**EXTRACTED ENTRIES:**
######

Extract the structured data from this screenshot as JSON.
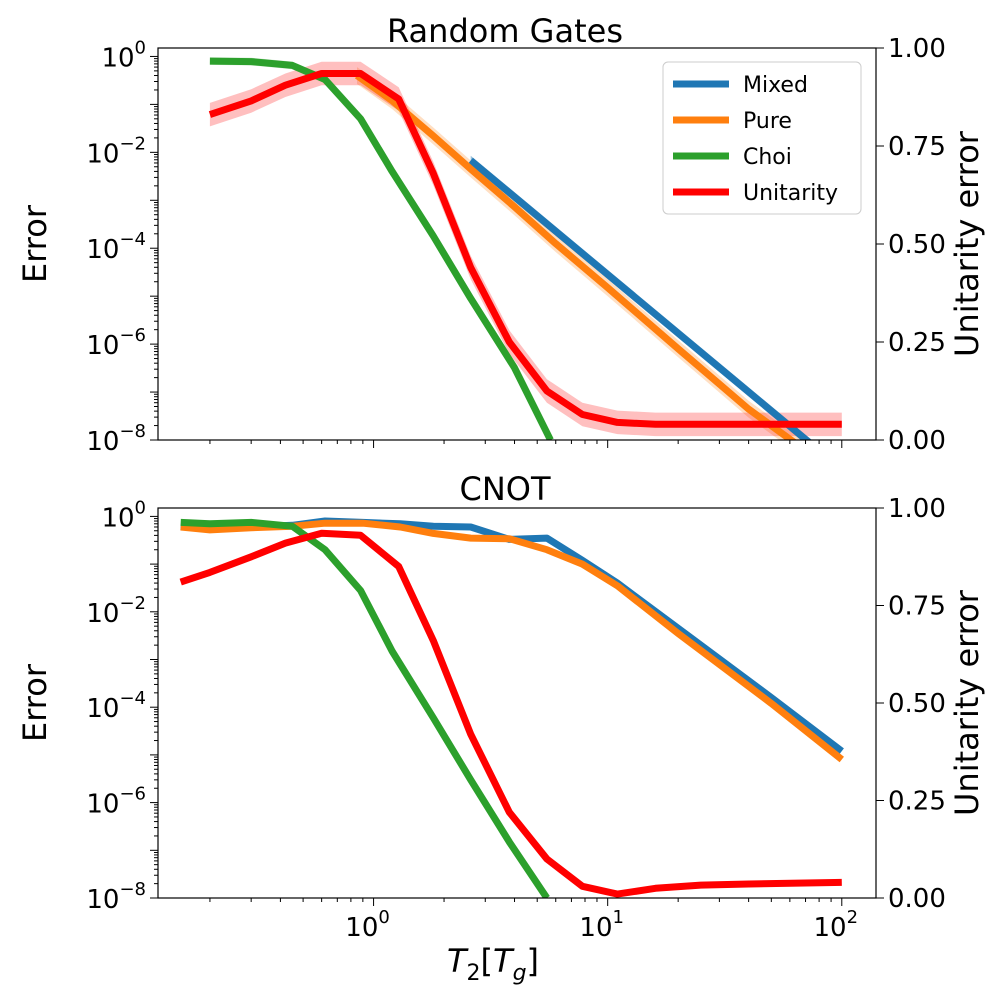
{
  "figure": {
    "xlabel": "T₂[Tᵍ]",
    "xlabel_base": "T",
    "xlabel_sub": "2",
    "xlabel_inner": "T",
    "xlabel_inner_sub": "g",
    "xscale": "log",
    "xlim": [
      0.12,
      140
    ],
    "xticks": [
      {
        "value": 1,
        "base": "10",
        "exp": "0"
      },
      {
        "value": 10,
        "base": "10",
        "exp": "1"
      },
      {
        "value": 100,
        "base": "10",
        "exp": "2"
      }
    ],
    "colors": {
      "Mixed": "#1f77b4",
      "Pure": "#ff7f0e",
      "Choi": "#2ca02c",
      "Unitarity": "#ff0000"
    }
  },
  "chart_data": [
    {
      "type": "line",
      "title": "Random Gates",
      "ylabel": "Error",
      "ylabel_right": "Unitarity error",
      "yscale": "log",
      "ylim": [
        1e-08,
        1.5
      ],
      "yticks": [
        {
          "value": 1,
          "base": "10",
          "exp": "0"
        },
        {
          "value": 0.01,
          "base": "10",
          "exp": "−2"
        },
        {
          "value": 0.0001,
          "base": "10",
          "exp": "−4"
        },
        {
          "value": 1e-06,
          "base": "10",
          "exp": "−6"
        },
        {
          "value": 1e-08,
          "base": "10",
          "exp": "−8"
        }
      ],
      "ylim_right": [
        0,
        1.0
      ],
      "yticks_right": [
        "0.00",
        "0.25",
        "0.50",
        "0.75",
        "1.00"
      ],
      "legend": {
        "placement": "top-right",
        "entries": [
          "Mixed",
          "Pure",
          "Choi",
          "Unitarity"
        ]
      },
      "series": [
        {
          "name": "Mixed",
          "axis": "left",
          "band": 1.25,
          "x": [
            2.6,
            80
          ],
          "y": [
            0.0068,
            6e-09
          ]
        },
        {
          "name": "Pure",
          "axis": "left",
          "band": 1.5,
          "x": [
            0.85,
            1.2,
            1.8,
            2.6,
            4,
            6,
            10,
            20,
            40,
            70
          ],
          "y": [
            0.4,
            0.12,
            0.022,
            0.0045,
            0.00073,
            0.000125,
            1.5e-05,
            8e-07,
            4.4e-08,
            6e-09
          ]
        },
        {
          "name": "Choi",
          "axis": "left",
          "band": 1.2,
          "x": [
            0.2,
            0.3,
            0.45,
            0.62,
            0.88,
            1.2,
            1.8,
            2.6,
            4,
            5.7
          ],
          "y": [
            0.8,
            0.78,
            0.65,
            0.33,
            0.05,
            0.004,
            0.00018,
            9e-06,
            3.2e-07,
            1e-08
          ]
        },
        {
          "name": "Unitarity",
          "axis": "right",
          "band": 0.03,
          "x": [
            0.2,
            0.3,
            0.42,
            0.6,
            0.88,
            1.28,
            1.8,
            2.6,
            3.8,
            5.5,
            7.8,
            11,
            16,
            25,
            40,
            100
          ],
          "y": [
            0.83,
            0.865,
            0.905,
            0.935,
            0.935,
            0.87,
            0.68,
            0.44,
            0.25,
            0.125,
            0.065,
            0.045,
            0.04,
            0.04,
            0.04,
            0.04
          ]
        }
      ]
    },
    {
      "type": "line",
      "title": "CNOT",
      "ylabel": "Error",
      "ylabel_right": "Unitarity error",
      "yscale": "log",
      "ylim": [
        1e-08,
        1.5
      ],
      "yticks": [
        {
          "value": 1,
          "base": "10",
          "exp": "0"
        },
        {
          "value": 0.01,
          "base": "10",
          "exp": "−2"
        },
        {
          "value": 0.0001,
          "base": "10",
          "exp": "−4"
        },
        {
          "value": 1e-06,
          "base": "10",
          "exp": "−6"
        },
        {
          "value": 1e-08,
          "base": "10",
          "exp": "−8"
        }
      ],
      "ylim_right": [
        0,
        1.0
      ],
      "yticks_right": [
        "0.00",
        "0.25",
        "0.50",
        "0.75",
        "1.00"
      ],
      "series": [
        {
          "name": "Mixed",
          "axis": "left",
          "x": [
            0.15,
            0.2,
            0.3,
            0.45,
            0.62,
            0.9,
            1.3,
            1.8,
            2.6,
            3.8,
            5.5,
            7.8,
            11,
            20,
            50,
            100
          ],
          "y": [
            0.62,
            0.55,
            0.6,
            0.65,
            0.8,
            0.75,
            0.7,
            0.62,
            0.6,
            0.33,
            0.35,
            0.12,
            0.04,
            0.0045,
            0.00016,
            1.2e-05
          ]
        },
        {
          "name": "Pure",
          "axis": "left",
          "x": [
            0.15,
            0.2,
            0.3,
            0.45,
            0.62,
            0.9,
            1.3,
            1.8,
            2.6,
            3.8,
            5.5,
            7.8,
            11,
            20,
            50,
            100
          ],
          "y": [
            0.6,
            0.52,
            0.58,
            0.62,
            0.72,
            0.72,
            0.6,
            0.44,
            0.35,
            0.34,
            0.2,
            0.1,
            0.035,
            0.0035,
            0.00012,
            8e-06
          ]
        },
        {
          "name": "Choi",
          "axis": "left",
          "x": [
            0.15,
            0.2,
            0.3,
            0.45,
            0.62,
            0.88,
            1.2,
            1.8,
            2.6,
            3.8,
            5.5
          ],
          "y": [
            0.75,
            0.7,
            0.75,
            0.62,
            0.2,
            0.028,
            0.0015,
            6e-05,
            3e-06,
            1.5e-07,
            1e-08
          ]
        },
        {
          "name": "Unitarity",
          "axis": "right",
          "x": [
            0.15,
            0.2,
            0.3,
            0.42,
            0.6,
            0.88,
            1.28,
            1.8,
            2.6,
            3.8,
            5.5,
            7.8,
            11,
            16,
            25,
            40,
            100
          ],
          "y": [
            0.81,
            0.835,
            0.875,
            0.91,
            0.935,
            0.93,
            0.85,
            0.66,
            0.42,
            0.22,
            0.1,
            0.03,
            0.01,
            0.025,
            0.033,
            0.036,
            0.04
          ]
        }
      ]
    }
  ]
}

######

The records above must be echoed exactly, minus their pictures.

**ANSWER TO THIS PROBLEM:**
Extract the structured data from this screenshot as JSON.
{
  "figure": {
    "xlabel": "T₂[Tᵍ]",
    "xlabel_base": "T",
    "xlabel_sub": "2",
    "xlabel_inner": "T",
    "xlabel_inner_sub": "g",
    "xscale": "log",
    "xlim": [
      0.12,
      140
    ],
    "xticks": [
      {
        "value": 1,
        "base": "10",
        "exp": "0"
      },
      {
        "value": 10,
        "base": "10",
        "exp": "1"
      },
      {
        "value": 100,
        "base": "10",
        "exp": "2"
      }
    ],
    "colors": {
      "Mixed": "#1f77b4",
      "Pure": "#ff7f0e",
      "Choi": "#2ca02c",
      "Unitarity": "#ff0000"
    }
  },
  "chart_data": [
    {
      "type": "line",
      "title": "Random Gates",
      "ylabel": "Error",
      "ylabel_right": "Unitarity error",
      "yscale": "log",
      "ylim": [
        1e-08,
        1.5
      ],
      "yticks": [
        {
          "value": 1,
          "base": "10",
          "exp": "0"
        },
        {
          "value": 0.01,
          "base": "10",
          "exp": "−2"
        },
        {
          "value": 0.0001,
          "base": "10",
          "exp": "−4"
        },
        {
          "value": 1e-06,
          "base": "10",
          "exp": "−6"
        },
        {
          "value": 1e-08,
          "base": "10",
          "exp": "−8"
        }
      ],
      "ylim_right": [
        0,
        1.0
      ],
      "yticks_right": [
        "0.00",
        "0.25",
        "0.50",
        "0.75",
        "1.00"
      ],
      "legend": {
        "placement": "top-right",
        "entries": [
          "Mixed",
          "Pure",
          "Choi",
          "Unitarity"
        ]
      },
      "series": [
        {
          "name": "Mixed",
          "axis": "left",
          "band": 1.25,
          "x": [
            2.6,
            80
          ],
          "y": [
            0.0068,
            6e-09
          ]
        },
        {
          "name": "Pure",
          "axis": "left",
          "band": 1.5,
          "x": [
            0.85,
            1.2,
            1.8,
            2.6,
            4,
            6,
            10,
            20,
            40,
            70
          ],
          "y": [
            0.4,
            0.12,
            0.022,
            0.0045,
            0.00073,
            0.000125,
            1.5e-05,
            8e-07,
            4.4e-08,
            6e-09
          ]
        },
        {
          "name": "Choi",
          "axis": "left",
          "band": 1.2,
          "x": [
            0.2,
            0.3,
            0.45,
            0.62,
            0.88,
            1.2,
            1.8,
            2.6,
            4,
            5.7
          ],
          "y": [
            0.8,
            0.78,
            0.65,
            0.33,
            0.05,
            0.004,
            0.00018,
            9e-06,
            3.2e-07,
            1e-08
          ]
        },
        {
          "name": "Unitarity",
          "axis": "right",
          "band": 0.03,
          "x": [
            0.2,
            0.3,
            0.42,
            0.6,
            0.88,
            1.28,
            1.8,
            2.6,
            3.8,
            5.5,
            7.8,
            11,
            16,
            25,
            40,
            100
          ],
          "y": [
            0.83,
            0.865,
            0.905,
            0.935,
            0.935,
            0.87,
            0.68,
            0.44,
            0.25,
            0.125,
            0.065,
            0.045,
            0.04,
            0.04,
            0.04,
            0.04
          ]
        }
      ]
    },
    {
      "type": "line",
      "title": "CNOT",
      "ylabel": "Error",
      "ylabel_right": "Unitarity error",
      "yscale": "log",
      "ylim": [
        1e-08,
        1.5
      ],
      "yticks": [
        {
          "value": 1,
          "base": "10",
          "exp": "0"
        },
        {
          "value": 0.01,
          "base": "10",
          "exp": "−2"
        },
        {
          "value": 0.0001,
          "base": "10",
          "exp": "−4"
        },
        {
          "value": 1e-06,
          "base": "10",
          "exp": "−6"
        },
        {
          "value": 1e-08,
          "base": "10",
          "exp": "−8"
        }
      ],
      "ylim_right": [
        0,
        1.0
      ],
      "yticks_right": [
        "0.00",
        "0.25",
        "0.50",
        "0.75",
        "1.00"
      ],
      "series": [
        {
          "name": "Mixed",
          "axis": "left",
          "x": [
            0.15,
            0.2,
            0.3,
            0.45,
            0.62,
            0.9,
            1.3,
            1.8,
            2.6,
            3.8,
            5.5,
            7.8,
            11,
            20,
            50,
            100
          ],
          "y": [
            0.62,
            0.55,
            0.6,
            0.65,
            0.8,
            0.75,
            0.7,
            0.62,
            0.6,
            0.33,
            0.35,
            0.12,
            0.04,
            0.0045,
            0.00016,
            1.2e-05
          ]
        },
        {
          "name": "Pure",
          "axis": "left",
          "x": [
            0.15,
            0.2,
            0.3,
            0.45,
            0.62,
            0.9,
            1.3,
            1.8,
            2.6,
            3.8,
            5.5,
            7.8,
            11,
            20,
            50,
            100
          ],
          "y": [
            0.6,
            0.52,
            0.58,
            0.62,
            0.72,
            0.72,
            0.6,
            0.44,
            0.35,
            0.34,
            0.2,
            0.1,
            0.035,
            0.0035,
            0.00012,
            8e-06
          ]
        },
        {
          "name": "Choi",
          "axis": "left",
          "x": [
            0.15,
            0.2,
            0.3,
            0.45,
            0.62,
            0.88,
            1.2,
            1.8,
            2.6,
            3.8,
            5.5
          ],
          "y": [
            0.75,
            0.7,
            0.75,
            0.62,
            0.2,
            0.028,
            0.0015,
            6e-05,
            3e-06,
            1.5e-07,
            1e-08
          ]
        },
        {
          "name": "Unitarity",
          "axis": "right",
          "x": [
            0.15,
            0.2,
            0.3,
            0.42,
            0.6,
            0.88,
            1.28,
            1.8,
            2.6,
            3.8,
            5.5,
            7.8,
            11,
            16,
            25,
            40,
            100
          ],
          "y": [
            0.81,
            0.835,
            0.875,
            0.91,
            0.935,
            0.93,
            0.85,
            0.66,
            0.42,
            0.22,
            0.1,
            0.03,
            0.01,
            0.025,
            0.033,
            0.036,
            0.04
          ]
        }
      ]
    }
  ]
}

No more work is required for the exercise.